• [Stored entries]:

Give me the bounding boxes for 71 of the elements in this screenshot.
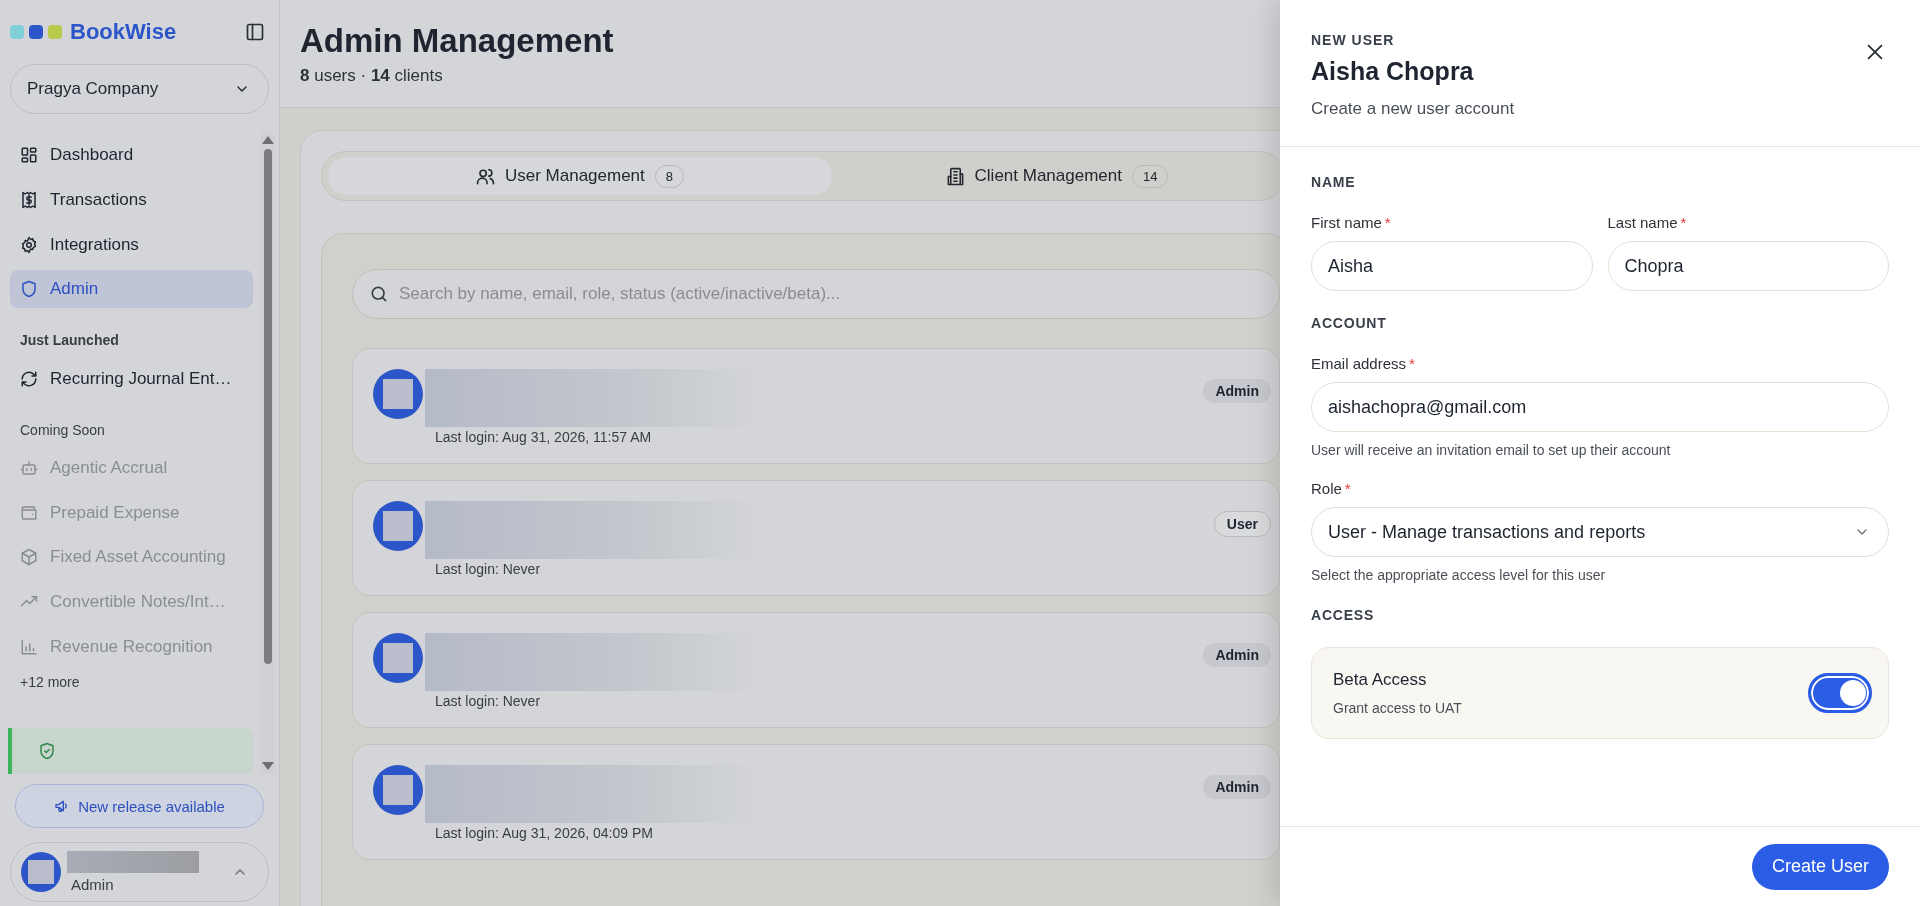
user-card[interactable]: Last login: Never Admin	[352, 612, 1280, 728]
toggle-switch[interactable]	[1808, 673, 1872, 713]
dollar-receipt-icon	[20, 191, 38, 210]
bar-chart-icon	[20, 637, 38, 656]
user-menu[interactable]: Admin	[10, 842, 269, 902]
nav-item[interactable]: Recurring Journal Ent…	[10, 359, 253, 398]
tab[interactable]: Client Management 14	[836, 157, 1278, 195]
avatar	[21, 852, 61, 893]
role-tag: User	[1213, 511, 1271, 537]
avatar	[373, 765, 423, 815]
last-login: Last login: Never	[434, 693, 542, 709]
page-title: Admin Management	[300, 22, 614, 60]
dashboard-icon	[20, 146, 38, 165]
section-heading: Just Launched	[20, 331, 119, 348]
avatar	[373, 633, 423, 683]
gear-icon	[20, 235, 38, 254]
search-icon	[369, 284, 389, 304]
robot-icon	[20, 459, 38, 478]
drawer-eyebrow: NEW USER	[1311, 32, 1396, 48]
user-card[interactable]: Last login: Aug 31, 2026, 11:57 AM Admin	[352, 348, 1280, 464]
field-label: Role *	[1311, 480, 1352, 497]
section-heading: NAME	[1311, 174, 1357, 190]
role-tag: Admin	[1203, 643, 1271, 667]
section-heading: ACCESS	[1311, 607, 1376, 623]
field-label: Last name *	[1607, 214, 1688, 231]
field-label: Email address *	[1311, 355, 1416, 372]
section-heading: ACCOUNT	[1311, 315, 1388, 331]
drawer-title: Aisha Chopra	[1311, 57, 1475, 86]
search-field[interactable]: Search by name, email, role, status (active/inactive/beta)...	[352, 269, 1280, 319]
brand-name: BookWise	[70, 18, 177, 45]
toggle-label: Beta Access	[1333, 670, 1428, 690]
tab[interactable]: User Management 8	[328, 157, 832, 195]
nav-item[interactable]: Admin	[10, 270, 253, 308]
nav-item[interactable]: Dashboard	[10, 136, 253, 175]
role-tag: Admin	[1203, 775, 1271, 799]
user-role: Admin	[70, 876, 114, 894]
last-login: Last login: Aug 31, 2026, 11:57 AM	[434, 429, 653, 445]
nav-item[interactable]: Integrations	[10, 225, 253, 264]
last-login: Last login: Aug 31, 2026, 04:09 PM	[434, 825, 654, 841]
panel-icon	[245, 21, 265, 42]
user-card[interactable]: Last login: Never User	[352, 480, 1280, 596]
more-link[interactable]: +12 more	[20, 674, 80, 691]
users-icon	[475, 166, 495, 186]
user-card[interactable]: Last login: Aug 31, 2026, 04:09 PM Admin	[352, 744, 1280, 860]
last-login: Last login: Never	[434, 561, 542, 577]
toggle-description: Grant access to UAT	[1333, 700, 1462, 716]
role-tag: Admin	[1203, 379, 1271, 403]
drawer-subtitle: Create a new user account	[1311, 99, 1515, 119]
role-dropdown[interactable]: User - Manage transactions and reports	[1311, 507, 1889, 557]
scrollbar[interactable]	[261, 131, 275, 775]
nav-item[interactable]: Transactions	[10, 181, 253, 219]
avatar	[373, 501, 423, 551]
logo-icon	[10, 24, 62, 39]
input-field[interactable]: Chopra	[1607, 241, 1889, 291]
wallet-icon	[20, 503, 38, 522]
building-icon	[945, 166, 965, 186]
input-field[interactable]: aishachopra@gmail.com	[1311, 382, 1889, 432]
help-text: User will receive an invitation email to set up their account	[1311, 442, 1672, 458]
input-field[interactable]: Aisha	[1311, 241, 1593, 291]
company-selector[interactable]: Pragya Company	[10, 63, 269, 114]
create-user-button[interactable]: Create User	[1751, 843, 1889, 890]
help-text: Select the appropriate access level for this user	[1311, 567, 1607, 583]
avatar	[373, 369, 423, 419]
shield-icon	[20, 280, 38, 299]
shield-check-icon	[38, 742, 56, 761]
field-label: First name *	[1311, 214, 1392, 231]
refresh-icon	[20, 369, 38, 388]
release-button[interactable]: New release available	[15, 784, 264, 829]
cube-icon	[20, 548, 38, 567]
section-heading: Coming Soon	[20, 421, 105, 438]
summary-text: 8 users · 14 clients	[300, 66, 443, 86]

• [Problem details]: Write out the lines above word for word, leaving the pictures out.

• [Completed exercise]:
Give me the bounding boxes for 71 of the elements in this screenshot.
user-card[interactable]: Last login: Never Admin	[352, 612, 1280, 728]
toggle-switch[interactable]	[1808, 673, 1872, 713]
dollar-receipt-icon	[20, 191, 38, 210]
bar-chart-icon	[20, 637, 38, 656]
user-menu[interactable]: Admin	[10, 842, 269, 902]
nav-item[interactable]: Recurring Journal Ent…	[10, 359, 253, 398]
tab[interactable]: Client Management 14	[836, 157, 1278, 195]
avatar	[21, 852, 61, 893]
role-tag: User	[1213, 511, 1271, 537]
avatar	[373, 765, 423, 815]
last-login: Last login: Never	[434, 693, 542, 709]
page-title: Admin Management	[300, 22, 614, 60]
dashboard-icon	[20, 146, 38, 165]
section-heading: Just Launched	[20, 331, 119, 348]
avatar	[373, 633, 423, 683]
gear-icon	[20, 235, 38, 254]
search-icon	[369, 284, 389, 304]
robot-icon	[20, 459, 38, 478]
drawer-eyebrow: NEW USER	[1311, 32, 1396, 48]
user-card[interactable]: Last login: Aug 31, 2026, 11:57 AM Admin	[352, 348, 1280, 464]
field-label: Role *	[1311, 480, 1352, 497]
section-heading: NAME	[1311, 174, 1357, 190]
role-tag: Admin	[1203, 643, 1271, 667]
section-heading: ACCESS	[1311, 607, 1376, 623]
field-label: Last name *	[1607, 214, 1688, 231]
field-label: Email address *	[1311, 355, 1416, 372]
section-heading: ACCOUNT	[1311, 315, 1388, 331]
drawer-title: Aisha Chopra	[1311, 57, 1475, 86]
search-field[interactable]: Search by name, email, role, status (active/inactive/beta)...	[352, 269, 1280, 319]
brand-name: BookWise	[70, 18, 177, 45]
toggle-label: Beta Access	[1333, 670, 1428, 690]
tab[interactable]: User Management 8	[328, 157, 832, 195]
nav-item[interactable]: Admin	[10, 270, 253, 308]
nav-item[interactable]: Dashboard	[10, 136, 253, 175]
role-tag: Admin	[1203, 775, 1271, 799]
user-role: Admin	[70, 876, 114, 894]
last-login: Last login: Aug 31, 2026, 11:57 AM	[434, 429, 653, 445]
nav-item[interactable]: Integrations	[10, 225, 253, 264]
last-login: Last login: Aug 31, 2026, 04:09 PM	[434, 825, 654, 841]
panel-icon	[245, 21, 265, 42]
user-card[interactable]: Last login: Never User	[352, 480, 1280, 596]
more-link[interactable]: +12 more	[20, 674, 80, 691]
users-icon	[475, 166, 495, 186]
user-card[interactable]: Last login: Aug 31, 2026, 04:09 PM Admin	[352, 744, 1280, 860]
last-login: Last login: Never	[434, 561, 542, 577]
toggle-description: Grant access to UAT	[1333, 700, 1462, 716]
role-tag: Admin	[1203, 379, 1271, 403]
drawer-subtitle: Create a new user account	[1311, 99, 1515, 119]
role-dropdown[interactable]: User - Manage transactions and reports	[1311, 507, 1889, 557]
scrollbar[interactable]	[261, 131, 275, 775]
nav-item[interactable]: Transactions	[10, 181, 253, 219]
avatar	[373, 501, 423, 551]
logo-icon	[10, 24, 62, 39]
input-field[interactable]: Chopra	[1607, 241, 1889, 291]
wallet-icon	[20, 503, 38, 522]
building-icon	[945, 166, 965, 186]
input-field[interactable]: aishachopra@gmail.com	[1311, 382, 1889, 432]
help-text: User will receive an invitation email to set up their account	[1311, 442, 1672, 458]
input-field[interactable]: Aisha	[1311, 241, 1593, 291]
company-selector[interactable]: Pragya Company	[10, 63, 269, 114]
create-user-button[interactable]: Create User	[1751, 843, 1889, 890]
help-text: Select the appropriate access level for this user	[1311, 567, 1607, 583]
avatar	[373, 369, 423, 419]
shield-icon	[20, 280, 38, 299]
shield-check-icon	[38, 742, 56, 761]
field-label: First name *	[1311, 214, 1392, 231]
refresh-icon	[20, 369, 38, 388]
release-button[interactable]: New release available	[15, 784, 264, 829]
cube-icon	[20, 548, 38, 567]
section-heading: Coming Soon	[20, 421, 105, 438]
summary-text: 8 users · 14 clients	[300, 66, 443, 86]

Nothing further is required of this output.